GIVEN PROBLEM: Type the records out again in full, exactly.

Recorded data
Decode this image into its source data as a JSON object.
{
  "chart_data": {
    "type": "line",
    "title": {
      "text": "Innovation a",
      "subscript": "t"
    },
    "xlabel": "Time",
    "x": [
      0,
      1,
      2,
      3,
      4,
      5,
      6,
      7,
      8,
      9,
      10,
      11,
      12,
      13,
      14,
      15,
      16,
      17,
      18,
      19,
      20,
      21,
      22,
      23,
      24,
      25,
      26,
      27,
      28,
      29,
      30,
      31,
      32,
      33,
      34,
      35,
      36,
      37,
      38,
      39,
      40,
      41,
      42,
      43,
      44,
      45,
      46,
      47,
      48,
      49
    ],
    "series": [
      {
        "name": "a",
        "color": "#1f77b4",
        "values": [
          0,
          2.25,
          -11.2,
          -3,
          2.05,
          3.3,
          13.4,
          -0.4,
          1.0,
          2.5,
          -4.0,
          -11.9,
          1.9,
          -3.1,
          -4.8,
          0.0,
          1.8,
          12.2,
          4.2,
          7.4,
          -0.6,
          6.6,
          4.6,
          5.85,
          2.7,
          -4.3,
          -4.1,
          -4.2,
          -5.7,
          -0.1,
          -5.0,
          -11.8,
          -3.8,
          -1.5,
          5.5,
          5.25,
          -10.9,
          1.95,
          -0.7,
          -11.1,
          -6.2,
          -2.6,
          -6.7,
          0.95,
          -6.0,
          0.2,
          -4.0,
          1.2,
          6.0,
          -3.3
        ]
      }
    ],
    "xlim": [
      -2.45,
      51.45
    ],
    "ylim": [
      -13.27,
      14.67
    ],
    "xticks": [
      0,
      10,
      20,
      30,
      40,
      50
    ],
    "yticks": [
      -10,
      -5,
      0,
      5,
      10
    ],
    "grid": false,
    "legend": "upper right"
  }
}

TASK OUTPUT:
Decode this image into its source data as a JSON object.
{
  "chart_data": {
    "type": "line",
    "title": {
      "text": "Innovation a",
      "subscript": "t"
    },
    "xlabel": "Time",
    "x": [
      0,
      1,
      2,
      3,
      4,
      5,
      6,
      7,
      8,
      9,
      10,
      11,
      12,
      13,
      14,
      15,
      16,
      17,
      18,
      19,
      20,
      21,
      22,
      23,
      24,
      25,
      26,
      27,
      28,
      29,
      30,
      31,
      32,
      33,
      34,
      35,
      36,
      37,
      38,
      39,
      40,
      41,
      42,
      43,
      44,
      45,
      46,
      47,
      48,
      49
    ],
    "series": [
      {
        "name": "a",
        "color": "#1f77b4",
        "values": [
          0,
          2.25,
          -11.2,
          -3,
          2.05,
          3.3,
          13.4,
          -0.4,
          1.0,
          2.5,
          -4.0,
          -11.9,
          1.9,
          -3.1,
          -4.8,
          0.0,
          1.8,
          12.2,
          4.2,
          7.4,
          -0.6,
          6.6,
          4.6,
          5.85,
          2.7,
          -4.3,
          -4.1,
          -4.2,
          -5.7,
          -0.1,
          -5.0,
          -11.8,
          -3.8,
          -1.5,
          5.5,
          5.25,
          -10.9,
          1.95,
          -0.7,
          -11.1,
          -6.2,
          -2.6,
          -6.7,
          0.95,
          -6.0,
          0.2,
          -4.0,
          1.2,
          6.0,
          -3.3
        ]
      }
    ],
    "xlim": [
      -2.45,
      51.45
    ],
    "ylim": [
      -13.27,
      14.67
    ],
    "xticks": [
      0,
      10,
      20,
      30,
      40,
      50
    ],
    "yticks": [
      -10,
      -5,
      0,
      5,
      10
    ],
    "grid": false,
    "legend": "upper right"
  }
}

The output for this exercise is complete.